What the task asks: Scan the following material for the string "square" and copy each line in which it appears.
>> Begin
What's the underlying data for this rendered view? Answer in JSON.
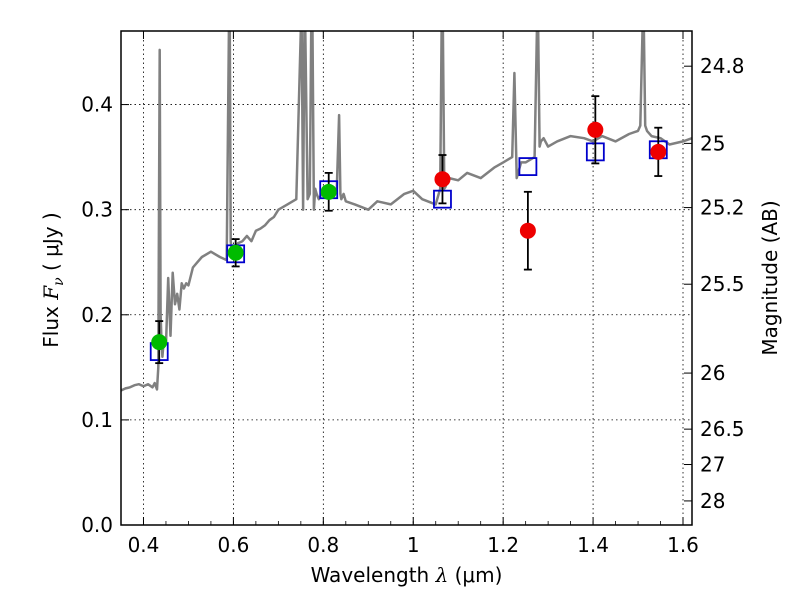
{
  "chart_data": {
    "type": "scatter",
    "title": "",
    "xlabel": {
      "prefix": "Wavelength  ",
      "symbol": "λ",
      "unit": " (μm)"
    },
    "ylabel": {
      "prefix": "Flux  ",
      "symbol": "F",
      "subscript": "ν",
      "unit": "  ( μJy )"
    },
    "ylabel_right": "Magnitude (AB)",
    "xlim": [
      0.35,
      1.62
    ],
    "ylim": [
      0.0,
      0.47
    ],
    "x_ticks": [
      0.4,
      0.6,
      0.8,
      1.0,
      1.2,
      1.4,
      1.6
    ],
    "x_tick_labels": [
      "0.4",
      "0.6",
      "0.8",
      "1",
      "1.2",
      "1.4",
      "1.6"
    ],
    "y_ticks": [
      0.0,
      0.1,
      0.2,
      0.3,
      0.4
    ],
    "y_tick_labels": [
      "0.0",
      "0.1",
      "0.2",
      "0.3",
      "0.4"
    ],
    "right_ticks": [
      {
        "label": "24.8",
        "value": 24.8
      },
      {
        "label": "25",
        "value": 25.0
      },
      {
        "label": "25.2",
        "value": 25.2
      },
      {
        "label": "25.5",
        "value": 25.5
      },
      {
        "label": "26",
        "value": 26.0
      },
      {
        "label": "26.5",
        "value": 26.5
      },
      {
        "label": "27",
        "value": 27.0
      },
      {
        "label": "28",
        "value": 28.0
      }
    ],
    "grid": true,
    "colors": {
      "spectrum": "#808080",
      "green": "#00bb00",
      "red": "#ee0000",
      "square": "#0000cc",
      "errorbar": "#000000"
    },
    "series": [
      {
        "kind": "model-spectrum",
        "x": [
          0.35,
          0.36,
          0.37,
          0.38,
          0.39,
          0.4,
          0.41,
          0.42,
          0.425,
          0.43,
          0.433,
          0.436,
          0.438,
          0.44,
          0.442,
          0.445,
          0.45,
          0.455,
          0.46,
          0.465,
          0.47,
          0.475,
          0.48,
          0.485,
          0.49,
          0.495,
          0.5,
          0.51,
          0.52,
          0.53,
          0.55,
          0.57,
          0.585,
          0.59,
          0.592,
          0.594,
          0.596,
          0.598,
          0.6,
          0.605,
          0.61,
          0.62,
          0.63,
          0.64,
          0.65,
          0.66,
          0.67,
          0.68,
          0.69,
          0.7,
          0.72,
          0.74,
          0.75,
          0.752,
          0.755,
          0.758,
          0.76,
          0.765,
          0.77,
          0.773,
          0.776,
          0.779,
          0.782,
          0.785,
          0.79,
          0.8,
          0.81,
          0.82,
          0.83,
          0.835,
          0.838,
          0.84,
          0.845,
          0.85,
          0.87,
          0.9,
          0.92,
          0.95,
          0.98,
          1.0,
          1.02,
          1.05,
          1.06,
          1.063,
          1.066,
          1.069,
          1.072,
          1.075,
          1.08,
          1.1,
          1.12,
          1.15,
          1.18,
          1.2,
          1.22,
          1.225,
          1.23,
          1.24,
          1.25,
          1.27,
          1.275,
          1.278,
          1.281,
          1.284,
          1.29,
          1.3,
          1.32,
          1.35,
          1.38,
          1.4,
          1.42,
          1.45,
          1.48,
          1.5,
          1.505,
          1.51,
          1.513,
          1.516,
          1.52,
          1.53,
          1.55,
          1.57,
          1.6,
          1.62
        ],
        "y": [
          0.128,
          0.13,
          0.131,
          0.133,
          0.134,
          0.132,
          0.134,
          0.131,
          0.135,
          0.129,
          0.15,
          0.452,
          0.2,
          0.175,
          0.16,
          0.175,
          0.172,
          0.235,
          0.18,
          0.24,
          0.21,
          0.22,
          0.205,
          0.23,
          0.225,
          0.23,
          0.228,
          0.245,
          0.25,
          0.255,
          0.26,
          0.255,
          0.252,
          0.47,
          0.47,
          0.27,
          0.262,
          0.258,
          0.26,
          0.262,
          0.268,
          0.27,
          0.275,
          0.27,
          0.28,
          0.282,
          0.285,
          0.29,
          0.293,
          0.3,
          0.305,
          0.31,
          0.47,
          0.47,
          0.3,
          0.47,
          0.47,
          0.31,
          0.315,
          0.47,
          0.47,
          0.3,
          0.32,
          0.315,
          0.31,
          0.318,
          0.32,
          0.318,
          0.32,
          0.39,
          0.315,
          0.31,
          0.315,
          0.308,
          0.305,
          0.3,
          0.308,
          0.305,
          0.315,
          0.318,
          0.31,
          0.305,
          0.32,
          0.47,
          0.47,
          0.32,
          0.322,
          0.33,
          0.33,
          0.328,
          0.335,
          0.33,
          0.34,
          0.345,
          0.35,
          0.43,
          0.33,
          0.345,
          0.345,
          0.35,
          0.47,
          0.47,
          0.36,
          0.365,
          0.368,
          0.36,
          0.365,
          0.37,
          0.368,
          0.365,
          0.37,
          0.365,
          0.372,
          0.375,
          0.38,
          0.47,
          0.47,
          0.38,
          0.375,
          0.37,
          0.368,
          0.362,
          0.365,
          0.368
        ]
      },
      {
        "kind": "model-photometry-square",
        "x": [
          0.435,
          0.605,
          0.812,
          1.065,
          1.255,
          1.405,
          1.545
        ],
        "y": [
          0.165,
          0.258,
          0.319,
          0.31,
          0.341,
          0.355,
          0.357
        ]
      },
      {
        "kind": "observed-green",
        "x": [
          0.435,
          0.605,
          0.812
        ],
        "y": [
          0.174,
          0.259,
          0.317
        ],
        "err": [
          0.02,
          0.013,
          0.018
        ]
      },
      {
        "kind": "observed-red",
        "x": [
          1.065,
          1.255,
          1.405,
          1.545
        ],
        "y": [
          0.329,
          0.28,
          0.376,
          0.355
        ],
        "err": [
          0.023,
          0.037,
          0.032,
          0.023
        ]
      }
    ]
  }
}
>> End
Answer for this exercise:
      "square": "#0000cc",
        "kind": "model-photometry-square",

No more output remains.